▶ [Instructions to follow] Please count the lines in the listing below where the word "toekomst" appears. Give the number only.

▶ [The data]
----------

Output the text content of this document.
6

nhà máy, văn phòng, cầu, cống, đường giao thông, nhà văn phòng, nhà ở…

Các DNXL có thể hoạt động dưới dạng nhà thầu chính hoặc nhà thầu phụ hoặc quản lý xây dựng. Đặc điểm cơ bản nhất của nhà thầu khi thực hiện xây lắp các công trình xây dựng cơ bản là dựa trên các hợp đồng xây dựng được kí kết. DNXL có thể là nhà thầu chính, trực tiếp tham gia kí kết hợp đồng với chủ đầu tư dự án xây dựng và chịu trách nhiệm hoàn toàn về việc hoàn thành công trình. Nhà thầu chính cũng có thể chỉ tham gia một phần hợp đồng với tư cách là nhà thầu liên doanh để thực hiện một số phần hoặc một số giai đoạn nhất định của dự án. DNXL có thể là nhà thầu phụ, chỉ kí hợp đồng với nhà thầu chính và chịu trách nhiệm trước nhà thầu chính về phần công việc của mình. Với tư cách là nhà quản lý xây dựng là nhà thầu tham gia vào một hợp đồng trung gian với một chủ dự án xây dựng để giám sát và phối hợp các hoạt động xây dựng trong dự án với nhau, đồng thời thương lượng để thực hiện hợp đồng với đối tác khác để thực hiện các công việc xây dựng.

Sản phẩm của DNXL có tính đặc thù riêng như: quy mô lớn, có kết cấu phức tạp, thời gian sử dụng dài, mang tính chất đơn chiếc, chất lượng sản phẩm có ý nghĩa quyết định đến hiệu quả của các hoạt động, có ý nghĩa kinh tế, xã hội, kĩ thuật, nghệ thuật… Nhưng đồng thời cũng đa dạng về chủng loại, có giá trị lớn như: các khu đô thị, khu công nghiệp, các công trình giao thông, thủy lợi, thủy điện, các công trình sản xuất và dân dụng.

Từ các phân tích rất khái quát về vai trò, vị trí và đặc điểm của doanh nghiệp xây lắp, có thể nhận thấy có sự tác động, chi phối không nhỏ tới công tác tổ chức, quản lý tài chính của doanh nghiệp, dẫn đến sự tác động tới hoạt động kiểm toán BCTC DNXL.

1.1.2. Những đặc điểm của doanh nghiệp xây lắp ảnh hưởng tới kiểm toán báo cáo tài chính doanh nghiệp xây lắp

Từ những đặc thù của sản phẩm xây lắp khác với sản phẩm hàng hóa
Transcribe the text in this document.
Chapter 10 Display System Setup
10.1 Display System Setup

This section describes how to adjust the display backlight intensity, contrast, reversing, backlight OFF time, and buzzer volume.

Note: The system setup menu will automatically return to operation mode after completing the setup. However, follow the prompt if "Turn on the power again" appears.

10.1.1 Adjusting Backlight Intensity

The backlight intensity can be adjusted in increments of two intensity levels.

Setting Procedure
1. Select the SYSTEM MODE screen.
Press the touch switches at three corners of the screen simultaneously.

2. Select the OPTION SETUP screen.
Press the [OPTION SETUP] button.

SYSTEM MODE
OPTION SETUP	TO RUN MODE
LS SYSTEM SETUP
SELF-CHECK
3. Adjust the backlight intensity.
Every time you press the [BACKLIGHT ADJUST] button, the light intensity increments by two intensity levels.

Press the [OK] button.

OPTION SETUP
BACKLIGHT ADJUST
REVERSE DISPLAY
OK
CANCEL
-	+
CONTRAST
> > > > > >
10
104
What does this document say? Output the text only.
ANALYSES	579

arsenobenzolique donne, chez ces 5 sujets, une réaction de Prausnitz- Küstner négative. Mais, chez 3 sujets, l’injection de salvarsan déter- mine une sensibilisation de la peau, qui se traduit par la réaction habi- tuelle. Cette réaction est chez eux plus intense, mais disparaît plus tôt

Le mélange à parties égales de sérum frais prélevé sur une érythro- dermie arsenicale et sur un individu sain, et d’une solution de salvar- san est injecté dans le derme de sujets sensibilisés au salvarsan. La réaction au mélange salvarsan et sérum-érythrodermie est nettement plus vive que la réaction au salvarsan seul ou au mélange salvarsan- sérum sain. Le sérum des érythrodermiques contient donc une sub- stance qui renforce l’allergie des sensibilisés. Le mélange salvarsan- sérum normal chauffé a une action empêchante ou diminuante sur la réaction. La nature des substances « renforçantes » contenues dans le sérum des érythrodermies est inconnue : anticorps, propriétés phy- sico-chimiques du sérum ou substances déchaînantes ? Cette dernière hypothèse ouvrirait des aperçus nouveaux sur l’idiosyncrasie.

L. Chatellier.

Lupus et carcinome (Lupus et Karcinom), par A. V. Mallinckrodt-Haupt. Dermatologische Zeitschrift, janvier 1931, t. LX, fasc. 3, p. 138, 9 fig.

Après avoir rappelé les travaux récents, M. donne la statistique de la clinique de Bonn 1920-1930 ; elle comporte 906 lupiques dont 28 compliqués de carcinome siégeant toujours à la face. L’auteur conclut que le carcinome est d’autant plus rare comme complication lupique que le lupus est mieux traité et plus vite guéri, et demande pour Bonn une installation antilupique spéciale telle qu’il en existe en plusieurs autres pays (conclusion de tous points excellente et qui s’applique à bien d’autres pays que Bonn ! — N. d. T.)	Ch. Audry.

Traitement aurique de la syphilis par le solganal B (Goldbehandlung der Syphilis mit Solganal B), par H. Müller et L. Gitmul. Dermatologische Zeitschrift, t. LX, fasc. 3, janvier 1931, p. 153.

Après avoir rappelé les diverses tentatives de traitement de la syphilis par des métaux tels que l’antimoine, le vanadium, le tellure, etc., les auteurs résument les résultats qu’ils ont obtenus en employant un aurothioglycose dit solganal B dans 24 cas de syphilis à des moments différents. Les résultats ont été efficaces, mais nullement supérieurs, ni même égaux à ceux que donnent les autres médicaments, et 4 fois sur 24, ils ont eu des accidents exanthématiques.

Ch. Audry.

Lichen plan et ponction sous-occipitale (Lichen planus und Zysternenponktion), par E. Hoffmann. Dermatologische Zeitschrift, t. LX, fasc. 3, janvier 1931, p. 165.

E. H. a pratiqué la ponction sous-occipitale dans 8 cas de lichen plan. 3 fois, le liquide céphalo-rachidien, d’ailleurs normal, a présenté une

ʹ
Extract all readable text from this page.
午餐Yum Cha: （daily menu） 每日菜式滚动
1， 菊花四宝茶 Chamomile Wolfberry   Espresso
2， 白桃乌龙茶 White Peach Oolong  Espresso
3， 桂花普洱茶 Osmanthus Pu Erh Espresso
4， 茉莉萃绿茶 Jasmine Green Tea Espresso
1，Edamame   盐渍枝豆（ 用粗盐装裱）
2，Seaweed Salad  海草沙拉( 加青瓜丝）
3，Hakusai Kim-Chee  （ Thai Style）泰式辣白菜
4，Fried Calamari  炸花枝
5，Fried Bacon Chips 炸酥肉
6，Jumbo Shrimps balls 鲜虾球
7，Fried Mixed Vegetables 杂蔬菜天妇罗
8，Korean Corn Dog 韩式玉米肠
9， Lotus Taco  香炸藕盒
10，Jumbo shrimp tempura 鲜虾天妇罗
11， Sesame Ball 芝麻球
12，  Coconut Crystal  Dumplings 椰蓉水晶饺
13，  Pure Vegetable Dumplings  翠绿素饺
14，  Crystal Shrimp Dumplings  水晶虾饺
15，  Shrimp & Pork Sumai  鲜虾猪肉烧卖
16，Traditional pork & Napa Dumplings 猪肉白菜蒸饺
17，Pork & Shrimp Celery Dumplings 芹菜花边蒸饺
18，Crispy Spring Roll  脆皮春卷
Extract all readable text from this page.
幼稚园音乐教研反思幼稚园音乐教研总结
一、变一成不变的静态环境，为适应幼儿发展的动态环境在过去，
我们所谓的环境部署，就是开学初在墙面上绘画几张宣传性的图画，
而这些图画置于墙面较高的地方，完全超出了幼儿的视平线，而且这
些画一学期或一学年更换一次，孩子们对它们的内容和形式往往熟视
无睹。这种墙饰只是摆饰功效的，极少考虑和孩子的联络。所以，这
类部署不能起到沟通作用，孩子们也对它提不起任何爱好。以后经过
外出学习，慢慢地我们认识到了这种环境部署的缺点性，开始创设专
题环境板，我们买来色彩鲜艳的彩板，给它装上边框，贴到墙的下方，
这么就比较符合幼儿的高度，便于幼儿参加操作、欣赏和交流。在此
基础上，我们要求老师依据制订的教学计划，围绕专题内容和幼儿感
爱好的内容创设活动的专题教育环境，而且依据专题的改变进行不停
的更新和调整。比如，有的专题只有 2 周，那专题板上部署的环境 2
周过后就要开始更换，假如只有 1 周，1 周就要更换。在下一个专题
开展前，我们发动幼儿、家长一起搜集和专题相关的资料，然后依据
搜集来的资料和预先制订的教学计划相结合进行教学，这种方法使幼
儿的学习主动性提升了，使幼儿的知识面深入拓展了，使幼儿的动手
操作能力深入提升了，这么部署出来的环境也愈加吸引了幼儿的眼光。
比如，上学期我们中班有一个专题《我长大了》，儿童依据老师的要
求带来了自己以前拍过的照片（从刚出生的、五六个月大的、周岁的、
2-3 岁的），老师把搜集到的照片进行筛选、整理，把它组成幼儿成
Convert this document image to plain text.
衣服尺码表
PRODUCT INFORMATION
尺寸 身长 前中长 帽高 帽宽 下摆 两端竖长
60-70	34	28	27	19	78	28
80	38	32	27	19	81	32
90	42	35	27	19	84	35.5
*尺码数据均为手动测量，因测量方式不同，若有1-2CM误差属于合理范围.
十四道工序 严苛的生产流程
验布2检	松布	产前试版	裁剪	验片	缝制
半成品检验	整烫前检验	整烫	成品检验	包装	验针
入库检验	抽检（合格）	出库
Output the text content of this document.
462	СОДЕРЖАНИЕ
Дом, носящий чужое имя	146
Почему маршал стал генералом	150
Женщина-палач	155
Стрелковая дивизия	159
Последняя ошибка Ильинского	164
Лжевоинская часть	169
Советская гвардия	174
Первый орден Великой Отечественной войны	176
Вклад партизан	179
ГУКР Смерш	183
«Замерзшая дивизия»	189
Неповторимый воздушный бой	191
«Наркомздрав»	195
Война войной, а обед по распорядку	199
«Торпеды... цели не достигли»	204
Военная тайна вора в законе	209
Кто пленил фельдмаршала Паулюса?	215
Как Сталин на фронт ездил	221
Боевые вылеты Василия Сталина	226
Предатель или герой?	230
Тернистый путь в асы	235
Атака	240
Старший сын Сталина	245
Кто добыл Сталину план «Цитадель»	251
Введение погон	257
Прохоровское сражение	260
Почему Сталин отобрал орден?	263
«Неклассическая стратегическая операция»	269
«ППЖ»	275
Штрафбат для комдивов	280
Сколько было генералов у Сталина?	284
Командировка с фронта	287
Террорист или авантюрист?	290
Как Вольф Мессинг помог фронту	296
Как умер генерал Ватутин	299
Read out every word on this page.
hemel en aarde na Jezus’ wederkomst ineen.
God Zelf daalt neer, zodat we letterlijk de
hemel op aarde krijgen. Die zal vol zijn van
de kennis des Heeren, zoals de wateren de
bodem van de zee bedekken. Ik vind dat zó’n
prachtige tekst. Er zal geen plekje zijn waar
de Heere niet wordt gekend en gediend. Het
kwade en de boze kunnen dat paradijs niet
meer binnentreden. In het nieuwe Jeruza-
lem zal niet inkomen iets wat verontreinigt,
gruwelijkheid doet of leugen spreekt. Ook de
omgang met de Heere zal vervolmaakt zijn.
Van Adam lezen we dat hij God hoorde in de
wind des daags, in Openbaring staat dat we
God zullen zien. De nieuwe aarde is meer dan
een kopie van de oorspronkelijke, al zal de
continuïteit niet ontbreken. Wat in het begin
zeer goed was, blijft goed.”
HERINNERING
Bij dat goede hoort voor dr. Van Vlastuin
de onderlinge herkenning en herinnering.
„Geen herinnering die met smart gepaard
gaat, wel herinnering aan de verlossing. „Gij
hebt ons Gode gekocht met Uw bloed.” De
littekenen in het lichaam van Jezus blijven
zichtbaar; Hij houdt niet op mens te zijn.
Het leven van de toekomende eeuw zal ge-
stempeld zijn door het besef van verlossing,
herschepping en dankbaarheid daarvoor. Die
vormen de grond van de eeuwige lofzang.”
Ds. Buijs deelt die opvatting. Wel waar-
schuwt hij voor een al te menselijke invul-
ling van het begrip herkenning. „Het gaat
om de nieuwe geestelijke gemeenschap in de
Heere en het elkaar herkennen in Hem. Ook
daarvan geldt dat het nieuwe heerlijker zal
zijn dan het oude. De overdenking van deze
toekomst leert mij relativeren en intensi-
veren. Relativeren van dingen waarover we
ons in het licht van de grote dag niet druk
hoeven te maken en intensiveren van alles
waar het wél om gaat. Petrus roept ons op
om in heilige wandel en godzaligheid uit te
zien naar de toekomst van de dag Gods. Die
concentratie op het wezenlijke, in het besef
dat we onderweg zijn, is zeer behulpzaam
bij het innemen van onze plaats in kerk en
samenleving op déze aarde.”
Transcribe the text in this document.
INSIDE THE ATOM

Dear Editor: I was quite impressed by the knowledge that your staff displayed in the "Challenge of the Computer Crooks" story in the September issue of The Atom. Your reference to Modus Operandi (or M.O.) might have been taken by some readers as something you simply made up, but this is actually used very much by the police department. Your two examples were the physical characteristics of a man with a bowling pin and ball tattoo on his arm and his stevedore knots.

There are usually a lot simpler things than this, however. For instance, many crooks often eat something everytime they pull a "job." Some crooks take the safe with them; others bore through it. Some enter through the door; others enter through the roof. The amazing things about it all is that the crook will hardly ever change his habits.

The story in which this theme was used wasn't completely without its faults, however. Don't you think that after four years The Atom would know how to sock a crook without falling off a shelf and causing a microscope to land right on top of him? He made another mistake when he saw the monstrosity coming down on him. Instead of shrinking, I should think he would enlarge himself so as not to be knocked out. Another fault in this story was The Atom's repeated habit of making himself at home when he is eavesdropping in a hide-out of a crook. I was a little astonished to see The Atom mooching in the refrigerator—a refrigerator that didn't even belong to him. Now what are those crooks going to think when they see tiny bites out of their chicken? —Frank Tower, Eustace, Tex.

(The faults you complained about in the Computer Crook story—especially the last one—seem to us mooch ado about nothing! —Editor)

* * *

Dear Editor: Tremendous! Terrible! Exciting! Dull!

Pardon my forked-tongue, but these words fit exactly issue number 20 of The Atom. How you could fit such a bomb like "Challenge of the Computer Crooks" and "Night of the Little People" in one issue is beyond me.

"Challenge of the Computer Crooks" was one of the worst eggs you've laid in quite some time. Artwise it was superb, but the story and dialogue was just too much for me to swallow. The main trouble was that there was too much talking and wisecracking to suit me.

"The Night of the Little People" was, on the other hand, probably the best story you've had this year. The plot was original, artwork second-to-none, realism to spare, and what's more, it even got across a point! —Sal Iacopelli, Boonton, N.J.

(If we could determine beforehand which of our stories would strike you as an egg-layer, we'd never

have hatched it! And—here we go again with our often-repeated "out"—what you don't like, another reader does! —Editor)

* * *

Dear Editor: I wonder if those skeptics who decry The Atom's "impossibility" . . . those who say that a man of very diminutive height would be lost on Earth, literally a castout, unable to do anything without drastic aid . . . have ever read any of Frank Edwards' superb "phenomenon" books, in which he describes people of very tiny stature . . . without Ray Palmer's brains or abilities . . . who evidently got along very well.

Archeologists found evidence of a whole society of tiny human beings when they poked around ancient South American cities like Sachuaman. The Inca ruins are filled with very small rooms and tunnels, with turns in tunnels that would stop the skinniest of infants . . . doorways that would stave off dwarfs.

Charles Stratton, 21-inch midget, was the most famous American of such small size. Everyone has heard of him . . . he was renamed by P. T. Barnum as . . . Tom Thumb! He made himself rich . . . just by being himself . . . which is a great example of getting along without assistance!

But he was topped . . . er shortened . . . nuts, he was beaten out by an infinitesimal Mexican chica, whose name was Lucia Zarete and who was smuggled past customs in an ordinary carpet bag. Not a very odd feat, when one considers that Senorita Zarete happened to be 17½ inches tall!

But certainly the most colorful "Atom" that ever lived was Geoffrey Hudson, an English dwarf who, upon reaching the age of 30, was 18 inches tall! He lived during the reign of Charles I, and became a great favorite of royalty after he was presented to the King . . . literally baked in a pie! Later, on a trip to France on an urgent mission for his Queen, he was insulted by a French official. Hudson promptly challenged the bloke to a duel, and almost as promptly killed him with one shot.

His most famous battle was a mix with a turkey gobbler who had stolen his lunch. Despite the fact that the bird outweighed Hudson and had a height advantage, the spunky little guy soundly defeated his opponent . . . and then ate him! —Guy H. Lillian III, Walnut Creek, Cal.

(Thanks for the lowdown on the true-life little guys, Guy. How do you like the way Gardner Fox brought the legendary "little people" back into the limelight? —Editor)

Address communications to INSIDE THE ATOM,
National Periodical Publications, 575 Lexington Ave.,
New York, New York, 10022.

----------

▶ [Solved problem] 2